Output each line exactly as it appears, skipping any embedded picture.

BEGIN EXTRACTED DATA

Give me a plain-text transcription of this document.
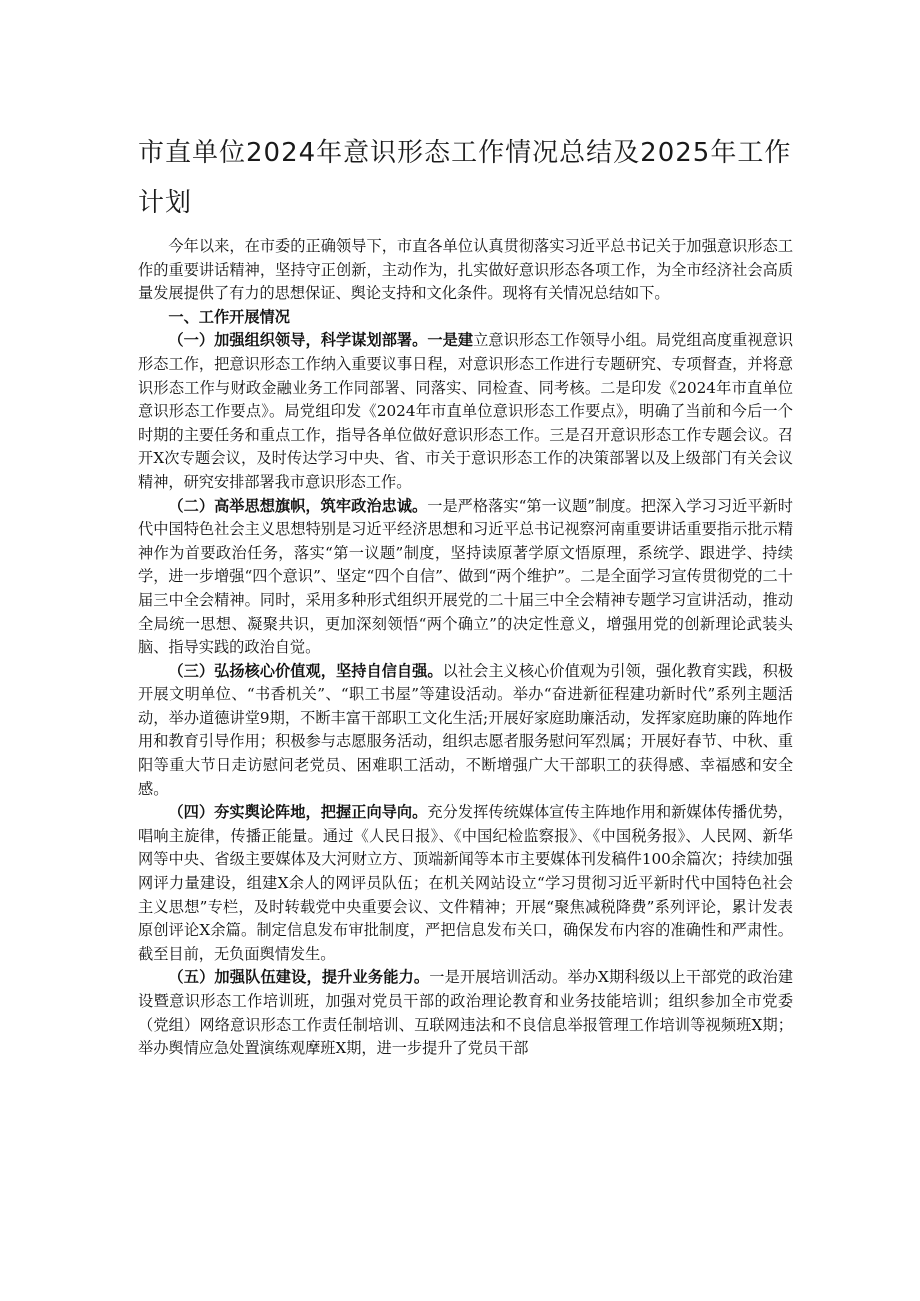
市直单位2024年意识形态工作情况总结及2025年工作计划

今年以来，在市委的正确领导下，市直各单位认真贯彻落实习近平总书记关于加强意识形态工作的重要讲话精神，坚持守正创新，主动作为，扎实做好意识形态各项工作，为全市经济社会高质量发展提供了有力的思想保证、舆论支持和文化条件。现将有关情况总结如下。

一、工作开展情况

（一）加强组织领导，科学谋划部署。一是建立意识形态工作领导小组。局党组高度重视意识形态工作，把意识形态工作纳入重要议事日程，对意识形态工作进行专题研究、专项督查，并将意识形态工作与财政金融业务工作同部署、同落实、同检查、同考核。二是印发《2024年市直单位意识形态工作要点》。局党组印发《2024年市直单位意识形态工作要点》，明确了当前和今后一个时期的主要任务和重点工作，指导各单位做好意识形态工作。三是召开意识形态工作专题会议。召开X次专题会议，及时传达学习中央、省、市关于意识形态工作的决策部署以及上级部门有关会议精神，研究安排部署我市意识形态工作。

（二）高举思想旗帜，筑牢政治忠诚。一是严格落实“第一议题”制度。把深入学习习近平新时代中国特色社会主义思想特别是习近平经济思想和习近平总书记视察河南重要讲话重要指示批示精神作为首要政治任务，落实“第一议题”制度，坚持读原著学原文悟原理，系统学、跟进学、持续学，进一步增强“四个意识”、坚定“四个自信”、做到“两个维护”。二是全面学习宣传贯彻党的二十届三中全会精神。同时，采用多种形式组织开展党的二十届三中全会精神专题学习宣讲活动，推动全局统一思想、凝聚共识，更加深刻领悟“两个确立”的决定性意义，增强用党的创新理论武装头脑、指导实践的政治自觉。

（三）弘扬核心价值观，坚持自信自强。以社会主义核心价值观为引领，强化教育实践，积极开展文明单位、“书香机关”、“职工书屋”等建设活动。举办“奋进新征程建功新时代”系列主题活动，举办道德讲堂9期，不断丰富干部职工文化生活;开展好家庭助廉活动，发挥家庭助廉的阵地作用和教育引导作用；积极参与志愿服务活动，组织志愿者服务慰问军烈属；开展好春节、中秋、重阳等重大节日走访慰问老党员、困难职工活动，不断增强广大干部职工的获得感、幸福感和安全感。

（四）夯实舆论阵地，把握正向导向。充分发挥传统媒体宣传主阵地作用和新媒体传播优势，唱响主旋律，传播正能量。通过《人民日报》、《中国纪检监察报》、《中国税务报》、人民网、新华网等中央、省级主要媒体及大河财立方、顶端新闻等本市主要媒体刊发稿件100余篇次；持续加强网评力量建设，组建X余人的网评员队伍；在机关网站设立“学习贯彻习近平新时代中国特色社会主义思想”专栏，及时转载党中央重要会议、文件精神；开展“聚焦减税降费”系列评论，累计发表原创评论X余篇。制定信息发布审批制度，严把信息发布关口，确保发布内容的准确性和严肃性。截至目前，无负面舆情发生。

（五）加强队伍建设，提升业务能力。一是开展培训活动。举办X期科级以上干部党的政治建设暨意识形态工作培训班，加强对党员干部的政治理论教育和业务技能培训；组织参加全市党委（党组）网络意识形态工作责任制培训、互联网违法和不良信息举报管理工作培训等视频班X期；举办舆情应急处置演练观摩班X期，进一步提升了党员干部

END EXTRACTED DATA

ANSWER TO THE EXERCISE.
Give me a plain-text transcription of this document.
市直单位2024年意识形态工作情况总结及2025年工作计划

今年以来，在市委的正确领导下，市直各单位认真贯彻落实习近平总书记关于加强意识形态工作的重要讲话精神，坚持守正创新，主动作为，扎实做好意识形态各项工作，为全市经济社会高质量发展提供了有力的思想保证、舆论支持和文化条件。现将有关情况总结如下。

一、工作开展情况

（一）加强组织领导，科学谋划部署。一是建立意识形态工作领导小组。局党组高度重视意识形态工作，把意识形态工作纳入重要议事日程，对意识形态工作进行专题研究、专项督查，并将意识形态工作与财政金融业务工作同部署、同落实、同检查、同考核。二是印发《2024年市直单位意识形态工作要点》。局党组印发《2024年市直单位意识形态工作要点》，明确了当前和今后一个时期的主要任务和重点工作，指导各单位做好意识形态工作。三是召开意识形态工作专题会议。召开X次专题会议，及时传达学习中央、省、市关于意识形态工作的决策部署以及上级部门有关会议精神，研究安排部署我市意识形态工作。

（二）高举思想旗帜，筑牢政治忠诚。一是严格落实“第一议题”制度。把深入学习习近平新时代中国特色社会主义思想特别是习近平经济思想和习近平总书记视察河南重要讲话重要指示批示精神作为首要政治任务，落实“第一议题”制度，坚持读原著学原文悟原理，系统学、跟进学、持续学，进一步增强“四个意识”、坚定“四个自信”、做到“两个维护”。二是全面学习宣传贯彻党的二十届三中全会精神。同时，采用多种形式组织开展党的二十届三中全会精神专题学习宣讲活动，推动全局统一思想、凝聚共识，更加深刻领悟“两个确立”的决定性意义，增强用党的创新理论武装头脑、指导实践的政治自觉。

（三）弘扬核心价值观，坚持自信自强。以社会主义核心价值观为引领，强化教育实践，积极开展文明单位、“书香机关”、“职工书屋”等建设活动。举办“奋进新征程建功新时代”系列主题活动，举办道德讲堂9期，不断丰富干部职工文化生活;开展好家庭助廉活动，发挥家庭助廉的阵地作用和教育引导作用；积极参与志愿服务活动，组织志愿者服务慰问军烈属；开展好春节、中秋、重阳等重大节日走访慰问老党员、困难职工活动，不断增强广大干部职工的获得感、幸福感和安全感。

（四）夯实舆论阵地，把握正向导向。充分发挥传统媒体宣传主阵地作用和新媒体传播优势，唱响主旋律，传播正能量。通过《人民日报》、《中国纪检监察报》、《中国税务报》、人民网、新华网等中央、省级主要媒体及大河财立方、顶端新闻等本市主要媒体刊发稿件100余篇次；持续加强网评力量建设，组建X余人的网评员队伍；在机关网站设立“学习贯彻习近平新时代中国特色社会主义思想”专栏，及时转载党中央重要会议、文件精神；开展“聚焦减税降费”系列评论，累计发表原创评论X余篇。制定信息发布审批制度，严把信息发布关口，确保发布内容的准确性和严肃性。截至目前，无负面舆情发生。

（五）加强队伍建设，提升业务能力。一是开展培训活动。举办X期科级以上干部党的政治建设暨意识形态工作培训班，加强对党员干部的政治理论教育和业务技能培训；组织参加全市党委（党组）网络意识形态工作责任制培训、互联网违法和不良信息举报管理工作培训等视频班X期；举办舆情应急处置演练观摩班X期，进一步提升了党员干部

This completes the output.